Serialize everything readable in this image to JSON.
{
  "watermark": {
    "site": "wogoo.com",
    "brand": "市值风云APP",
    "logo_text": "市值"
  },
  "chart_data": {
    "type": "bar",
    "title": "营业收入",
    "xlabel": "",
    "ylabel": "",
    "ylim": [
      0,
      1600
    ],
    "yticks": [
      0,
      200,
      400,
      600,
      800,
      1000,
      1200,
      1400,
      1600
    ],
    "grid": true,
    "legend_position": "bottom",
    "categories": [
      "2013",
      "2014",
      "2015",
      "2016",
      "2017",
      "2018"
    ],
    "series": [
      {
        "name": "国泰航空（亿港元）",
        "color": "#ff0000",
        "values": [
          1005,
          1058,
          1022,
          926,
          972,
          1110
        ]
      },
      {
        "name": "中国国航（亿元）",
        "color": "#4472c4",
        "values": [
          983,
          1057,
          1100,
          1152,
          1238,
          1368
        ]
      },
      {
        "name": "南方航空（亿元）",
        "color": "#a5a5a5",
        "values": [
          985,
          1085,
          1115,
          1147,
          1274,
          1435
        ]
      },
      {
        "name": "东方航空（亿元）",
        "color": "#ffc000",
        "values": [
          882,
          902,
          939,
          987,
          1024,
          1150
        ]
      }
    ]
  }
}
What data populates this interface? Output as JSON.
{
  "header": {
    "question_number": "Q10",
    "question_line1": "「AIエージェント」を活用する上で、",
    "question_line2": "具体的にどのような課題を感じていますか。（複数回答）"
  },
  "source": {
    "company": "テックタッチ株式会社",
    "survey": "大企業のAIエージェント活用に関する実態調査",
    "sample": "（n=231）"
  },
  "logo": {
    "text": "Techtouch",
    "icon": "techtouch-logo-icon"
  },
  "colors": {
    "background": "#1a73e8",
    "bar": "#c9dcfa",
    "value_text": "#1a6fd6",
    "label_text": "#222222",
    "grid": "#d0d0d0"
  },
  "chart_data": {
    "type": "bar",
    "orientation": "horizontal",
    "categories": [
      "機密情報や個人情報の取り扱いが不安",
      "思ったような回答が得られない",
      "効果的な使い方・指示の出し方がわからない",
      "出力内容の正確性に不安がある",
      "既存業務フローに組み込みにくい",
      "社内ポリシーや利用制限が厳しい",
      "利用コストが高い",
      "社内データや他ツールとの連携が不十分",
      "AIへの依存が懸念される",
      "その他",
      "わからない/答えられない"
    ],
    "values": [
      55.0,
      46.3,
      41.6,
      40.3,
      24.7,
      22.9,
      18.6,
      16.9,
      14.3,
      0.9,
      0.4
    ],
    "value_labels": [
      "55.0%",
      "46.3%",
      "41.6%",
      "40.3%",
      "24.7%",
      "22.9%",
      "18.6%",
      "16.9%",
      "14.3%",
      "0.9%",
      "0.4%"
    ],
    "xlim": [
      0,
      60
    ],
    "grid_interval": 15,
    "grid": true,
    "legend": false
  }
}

Set exercise. Transcribe every entry verbatim.

The solution.
Serialize everything readable in this image to JSON.
{
  "watermark": {
    "site": "wogoo.com",
    "brand": "市值风云APP",
    "logo_text": "市值"
  },
  "chart_data": {
    "type": "bar",
    "title": "营业收入",
    "xlabel": "",
    "ylabel": "",
    "ylim": [
      0,
      1600
    ],
    "yticks": [
      0,
      200,
      400,
      600,
      800,
      1000,
      1200,
      1400,
      1600
    ],
    "grid": true,
    "legend_position": "bottom",
    "categories": [
      "2013",
      "2014",
      "2015",
      "2016",
      "2017",
      "2018"
    ],
    "series": [
      {
        "name": "国泰航空（亿港元）",
        "color": "#ff0000",
        "values": [
          1005,
          1058,
          1022,
          926,
          972,
          1110
        ]
      },
      {
        "name": "中国国航（亿元）",
        "color": "#4472c4",
        "values": [
          983,
          1057,
          1100,
          1152,
          1238,
          1368
        ]
      },
      {
        "name": "南方航空（亿元）",
        "color": "#a5a5a5",
        "values": [
          985,
          1085,
          1115,
          1147,
          1274,
          1435
        ]
      },
      {
        "name": "东方航空（亿元）",
        "color": "#ffc000",
        "values": [
          882,
          902,
          939,
          987,
          1024,
          1150
        ]
      }
    ]
  }
}
What data populates this interface? Output as JSON.
{
  "header": {
    "question_number": "Q10",
    "question_line1": "「AIエージェント」を活用する上で、",
    "question_line2": "具体的にどのような課題を感じていますか。（複数回答）"
  },
  "source": {
    "company": "テックタッチ株式会社",
    "survey": "大企業のAIエージェント活用に関する実態調査",
    "sample": "（n=231）"
  },
  "logo": {
    "text": "Techtouch",
    "icon": "techtouch-logo-icon"
  },
  "colors": {
    "background": "#1a73e8",
    "bar": "#c9dcfa",
    "value_text": "#1a6fd6",
    "label_text": "#222222",
    "grid": "#d0d0d0"
  },
  "chart_data": {
    "type": "bar",
    "orientation": "horizontal",
    "categories": [
      "機密情報や個人情報の取り扱いが不安",
      "思ったような回答が得られない",
      "効果的な使い方・指示の出し方がわからない",
      "出力内容の正確性に不安がある",
      "既存業務フローに組み込みにくい",
      "社内ポリシーや利用制限が厳しい",
      "利用コストが高い",
      "社内データや他ツールとの連携が不十分",
      "AIへの依存が懸念される",
      "その他",
      "わからない/答えられない"
    ],
    "values": [
      55.0,
      46.3,
      41.6,
      40.3,
      24.7,
      22.9,
      18.6,
      16.9,
      14.3,
      0.9,
      0.4
    ],
    "value_labels": [
      "55.0%",
      "46.3%",
      "41.6%",
      "40.3%",
      "24.7%",
      "22.9%",
      "18.6%",
      "16.9%",
      "14.3%",
      "0.9%",
      "0.4%"
    ],
    "xlim": [
      0,
      60
    ],
    "grid_interval": 15,
    "grid": true,
    "legend": false
  }
}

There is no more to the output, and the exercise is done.